Only lines holding the string "nightstand" are wanted; copy each one from the material.

* * * * * * *

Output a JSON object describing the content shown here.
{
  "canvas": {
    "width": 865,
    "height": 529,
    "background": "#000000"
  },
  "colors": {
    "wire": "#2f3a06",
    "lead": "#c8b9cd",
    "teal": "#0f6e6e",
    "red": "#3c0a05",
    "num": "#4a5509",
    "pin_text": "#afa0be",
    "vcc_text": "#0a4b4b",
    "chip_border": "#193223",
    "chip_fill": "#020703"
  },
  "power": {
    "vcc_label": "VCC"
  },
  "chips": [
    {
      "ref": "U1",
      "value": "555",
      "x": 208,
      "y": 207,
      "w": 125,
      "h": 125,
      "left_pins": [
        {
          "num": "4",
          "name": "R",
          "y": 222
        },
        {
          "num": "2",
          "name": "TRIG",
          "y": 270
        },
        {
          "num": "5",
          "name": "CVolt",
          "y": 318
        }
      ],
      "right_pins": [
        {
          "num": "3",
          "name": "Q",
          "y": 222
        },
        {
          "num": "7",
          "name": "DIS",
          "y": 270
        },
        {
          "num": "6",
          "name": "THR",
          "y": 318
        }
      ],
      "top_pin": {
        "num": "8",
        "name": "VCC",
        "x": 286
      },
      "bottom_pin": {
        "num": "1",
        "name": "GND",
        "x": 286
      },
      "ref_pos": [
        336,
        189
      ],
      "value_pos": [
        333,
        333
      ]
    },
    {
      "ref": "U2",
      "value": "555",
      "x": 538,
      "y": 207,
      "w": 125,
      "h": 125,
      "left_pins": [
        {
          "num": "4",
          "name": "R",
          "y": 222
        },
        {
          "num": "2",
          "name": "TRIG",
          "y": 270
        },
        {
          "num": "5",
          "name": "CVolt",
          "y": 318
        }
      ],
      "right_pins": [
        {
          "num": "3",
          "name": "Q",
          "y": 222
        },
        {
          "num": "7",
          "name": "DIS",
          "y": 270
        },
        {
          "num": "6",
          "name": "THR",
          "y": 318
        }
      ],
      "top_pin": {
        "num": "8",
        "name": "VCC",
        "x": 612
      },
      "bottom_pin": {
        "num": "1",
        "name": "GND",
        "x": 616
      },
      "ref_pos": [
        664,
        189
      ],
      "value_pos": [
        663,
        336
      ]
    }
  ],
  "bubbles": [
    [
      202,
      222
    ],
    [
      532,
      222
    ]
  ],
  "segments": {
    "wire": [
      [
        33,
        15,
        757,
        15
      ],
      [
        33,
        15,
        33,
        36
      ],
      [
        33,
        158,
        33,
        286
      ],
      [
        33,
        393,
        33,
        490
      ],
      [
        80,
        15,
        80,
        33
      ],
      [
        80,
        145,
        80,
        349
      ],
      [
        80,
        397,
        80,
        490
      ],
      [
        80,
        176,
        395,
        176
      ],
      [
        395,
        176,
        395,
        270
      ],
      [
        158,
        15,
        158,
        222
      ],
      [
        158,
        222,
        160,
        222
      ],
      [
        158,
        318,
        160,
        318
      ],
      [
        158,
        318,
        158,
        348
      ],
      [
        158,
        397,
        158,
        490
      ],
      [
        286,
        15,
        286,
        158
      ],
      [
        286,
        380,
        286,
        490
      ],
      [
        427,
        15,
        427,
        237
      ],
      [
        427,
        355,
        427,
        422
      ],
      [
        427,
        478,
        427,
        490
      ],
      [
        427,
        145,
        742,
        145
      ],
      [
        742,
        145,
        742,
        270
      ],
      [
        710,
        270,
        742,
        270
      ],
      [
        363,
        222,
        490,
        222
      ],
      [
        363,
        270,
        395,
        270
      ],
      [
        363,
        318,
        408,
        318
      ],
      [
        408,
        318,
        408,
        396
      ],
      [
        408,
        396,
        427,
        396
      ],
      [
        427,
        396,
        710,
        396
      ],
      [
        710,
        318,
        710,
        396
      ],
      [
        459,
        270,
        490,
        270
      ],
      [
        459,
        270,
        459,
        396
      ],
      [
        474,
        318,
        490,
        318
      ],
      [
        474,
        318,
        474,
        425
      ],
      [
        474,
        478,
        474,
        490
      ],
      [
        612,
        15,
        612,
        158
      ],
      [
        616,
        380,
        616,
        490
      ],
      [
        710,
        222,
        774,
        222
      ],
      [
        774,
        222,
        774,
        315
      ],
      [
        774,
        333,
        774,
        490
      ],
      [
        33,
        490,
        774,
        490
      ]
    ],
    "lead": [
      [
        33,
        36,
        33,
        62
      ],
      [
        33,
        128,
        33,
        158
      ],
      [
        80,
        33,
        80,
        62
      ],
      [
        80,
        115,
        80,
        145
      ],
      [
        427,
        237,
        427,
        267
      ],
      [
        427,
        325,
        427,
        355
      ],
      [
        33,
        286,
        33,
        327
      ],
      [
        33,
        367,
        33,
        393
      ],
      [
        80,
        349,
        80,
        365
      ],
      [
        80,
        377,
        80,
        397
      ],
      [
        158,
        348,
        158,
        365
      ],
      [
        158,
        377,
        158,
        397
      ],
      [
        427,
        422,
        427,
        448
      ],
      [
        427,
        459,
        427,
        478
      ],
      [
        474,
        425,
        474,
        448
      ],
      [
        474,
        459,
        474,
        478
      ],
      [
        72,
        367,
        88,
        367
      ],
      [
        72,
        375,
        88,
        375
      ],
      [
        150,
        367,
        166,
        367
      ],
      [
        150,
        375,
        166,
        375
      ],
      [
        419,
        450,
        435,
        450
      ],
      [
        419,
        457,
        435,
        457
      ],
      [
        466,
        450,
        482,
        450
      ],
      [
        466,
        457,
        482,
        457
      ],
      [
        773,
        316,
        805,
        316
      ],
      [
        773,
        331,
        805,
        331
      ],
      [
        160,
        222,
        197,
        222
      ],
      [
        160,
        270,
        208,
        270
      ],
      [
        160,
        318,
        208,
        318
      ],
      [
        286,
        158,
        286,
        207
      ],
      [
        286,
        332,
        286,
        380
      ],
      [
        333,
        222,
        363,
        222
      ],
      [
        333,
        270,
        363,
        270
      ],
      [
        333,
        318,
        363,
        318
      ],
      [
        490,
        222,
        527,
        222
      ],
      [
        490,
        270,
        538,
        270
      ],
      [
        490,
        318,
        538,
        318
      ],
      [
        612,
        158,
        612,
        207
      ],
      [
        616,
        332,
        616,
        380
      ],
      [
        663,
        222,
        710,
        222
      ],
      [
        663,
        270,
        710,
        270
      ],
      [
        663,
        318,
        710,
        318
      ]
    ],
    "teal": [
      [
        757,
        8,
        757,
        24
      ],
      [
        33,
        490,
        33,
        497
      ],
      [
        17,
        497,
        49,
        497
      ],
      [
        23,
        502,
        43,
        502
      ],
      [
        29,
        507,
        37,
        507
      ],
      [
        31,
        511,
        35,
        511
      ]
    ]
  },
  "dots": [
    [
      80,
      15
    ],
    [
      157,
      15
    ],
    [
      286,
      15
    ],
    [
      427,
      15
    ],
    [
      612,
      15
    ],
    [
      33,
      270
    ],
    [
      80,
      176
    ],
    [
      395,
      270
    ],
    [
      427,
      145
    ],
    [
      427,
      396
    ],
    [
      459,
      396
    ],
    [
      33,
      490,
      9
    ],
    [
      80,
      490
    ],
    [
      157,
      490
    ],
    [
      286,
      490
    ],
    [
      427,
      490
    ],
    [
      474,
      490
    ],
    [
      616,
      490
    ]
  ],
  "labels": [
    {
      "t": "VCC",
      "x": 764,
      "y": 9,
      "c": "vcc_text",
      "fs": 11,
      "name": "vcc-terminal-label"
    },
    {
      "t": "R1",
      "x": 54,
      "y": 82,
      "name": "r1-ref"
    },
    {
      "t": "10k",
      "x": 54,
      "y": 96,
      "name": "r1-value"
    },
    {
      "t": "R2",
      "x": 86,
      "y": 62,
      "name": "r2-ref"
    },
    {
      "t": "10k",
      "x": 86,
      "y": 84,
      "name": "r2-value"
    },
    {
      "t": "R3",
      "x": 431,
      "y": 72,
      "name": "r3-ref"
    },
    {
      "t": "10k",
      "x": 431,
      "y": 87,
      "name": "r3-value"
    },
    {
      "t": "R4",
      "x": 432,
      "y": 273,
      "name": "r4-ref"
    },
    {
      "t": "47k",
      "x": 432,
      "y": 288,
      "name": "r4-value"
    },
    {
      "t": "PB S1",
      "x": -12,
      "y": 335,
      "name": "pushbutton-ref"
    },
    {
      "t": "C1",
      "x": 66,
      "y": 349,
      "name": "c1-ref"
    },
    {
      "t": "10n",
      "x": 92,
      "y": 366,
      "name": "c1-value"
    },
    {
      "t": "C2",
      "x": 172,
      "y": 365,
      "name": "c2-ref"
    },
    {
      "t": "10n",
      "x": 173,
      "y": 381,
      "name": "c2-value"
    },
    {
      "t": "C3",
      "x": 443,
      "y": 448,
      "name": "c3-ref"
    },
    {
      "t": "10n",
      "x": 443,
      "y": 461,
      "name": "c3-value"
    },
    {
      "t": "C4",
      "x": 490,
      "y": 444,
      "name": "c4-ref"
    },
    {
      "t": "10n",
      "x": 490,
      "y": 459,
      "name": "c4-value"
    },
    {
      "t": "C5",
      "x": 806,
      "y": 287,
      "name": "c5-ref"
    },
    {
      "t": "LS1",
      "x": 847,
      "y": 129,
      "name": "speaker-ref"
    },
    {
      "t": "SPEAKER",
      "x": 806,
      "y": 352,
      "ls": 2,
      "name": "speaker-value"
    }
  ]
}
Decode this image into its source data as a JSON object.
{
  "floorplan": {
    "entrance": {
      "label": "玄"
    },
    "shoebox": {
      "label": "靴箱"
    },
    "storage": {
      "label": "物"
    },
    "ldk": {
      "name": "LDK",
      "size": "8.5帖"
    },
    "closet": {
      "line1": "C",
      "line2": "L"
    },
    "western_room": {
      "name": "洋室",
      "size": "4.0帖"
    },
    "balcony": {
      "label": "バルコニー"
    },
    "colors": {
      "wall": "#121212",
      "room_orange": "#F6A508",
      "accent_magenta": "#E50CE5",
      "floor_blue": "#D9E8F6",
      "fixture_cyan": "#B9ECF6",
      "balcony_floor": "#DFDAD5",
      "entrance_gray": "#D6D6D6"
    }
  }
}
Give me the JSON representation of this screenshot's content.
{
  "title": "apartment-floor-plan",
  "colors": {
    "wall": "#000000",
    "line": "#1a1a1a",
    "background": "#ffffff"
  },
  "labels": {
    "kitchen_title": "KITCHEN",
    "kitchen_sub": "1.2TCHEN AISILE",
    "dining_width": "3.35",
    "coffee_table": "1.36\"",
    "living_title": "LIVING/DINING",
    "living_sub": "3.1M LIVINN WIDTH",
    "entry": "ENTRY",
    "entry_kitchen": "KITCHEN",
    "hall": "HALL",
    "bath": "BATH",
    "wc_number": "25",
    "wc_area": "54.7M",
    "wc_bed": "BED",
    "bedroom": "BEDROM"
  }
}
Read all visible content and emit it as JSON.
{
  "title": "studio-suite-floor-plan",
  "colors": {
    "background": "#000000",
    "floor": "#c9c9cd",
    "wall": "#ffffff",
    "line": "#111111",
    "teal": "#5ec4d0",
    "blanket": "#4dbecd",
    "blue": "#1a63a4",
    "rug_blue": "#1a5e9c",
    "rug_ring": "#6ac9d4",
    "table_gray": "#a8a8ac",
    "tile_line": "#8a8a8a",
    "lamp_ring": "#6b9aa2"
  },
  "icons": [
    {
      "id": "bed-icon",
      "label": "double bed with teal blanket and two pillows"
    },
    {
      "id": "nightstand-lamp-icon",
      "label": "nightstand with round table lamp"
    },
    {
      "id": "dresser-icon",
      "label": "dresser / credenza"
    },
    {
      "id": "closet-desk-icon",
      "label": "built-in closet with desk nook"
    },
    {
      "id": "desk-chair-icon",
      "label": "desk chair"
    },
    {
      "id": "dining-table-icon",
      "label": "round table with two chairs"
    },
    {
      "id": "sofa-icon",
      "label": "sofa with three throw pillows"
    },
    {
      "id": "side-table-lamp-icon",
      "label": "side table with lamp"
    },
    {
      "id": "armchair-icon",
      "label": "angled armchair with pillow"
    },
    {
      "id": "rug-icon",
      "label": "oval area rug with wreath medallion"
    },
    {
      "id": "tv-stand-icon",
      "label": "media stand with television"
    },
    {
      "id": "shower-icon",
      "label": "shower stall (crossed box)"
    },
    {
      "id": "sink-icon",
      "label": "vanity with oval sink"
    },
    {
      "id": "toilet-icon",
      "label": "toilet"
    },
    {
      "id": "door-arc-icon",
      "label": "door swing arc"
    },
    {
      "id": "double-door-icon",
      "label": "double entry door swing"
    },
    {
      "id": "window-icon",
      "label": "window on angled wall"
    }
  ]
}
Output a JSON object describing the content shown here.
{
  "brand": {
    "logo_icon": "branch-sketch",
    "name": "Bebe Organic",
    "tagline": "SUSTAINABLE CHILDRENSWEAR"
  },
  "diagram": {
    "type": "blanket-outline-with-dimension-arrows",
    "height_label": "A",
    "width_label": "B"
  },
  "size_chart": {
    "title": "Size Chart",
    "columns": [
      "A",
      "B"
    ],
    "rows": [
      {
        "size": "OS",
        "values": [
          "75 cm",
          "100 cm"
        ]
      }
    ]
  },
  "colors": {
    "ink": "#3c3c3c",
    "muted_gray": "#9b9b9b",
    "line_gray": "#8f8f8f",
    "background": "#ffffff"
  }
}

* * * * * * *

• _OUTPUT OF THE TASK_
      "id": "nightstand-lamp-icon",
      "label": "nightstand with round table lamp"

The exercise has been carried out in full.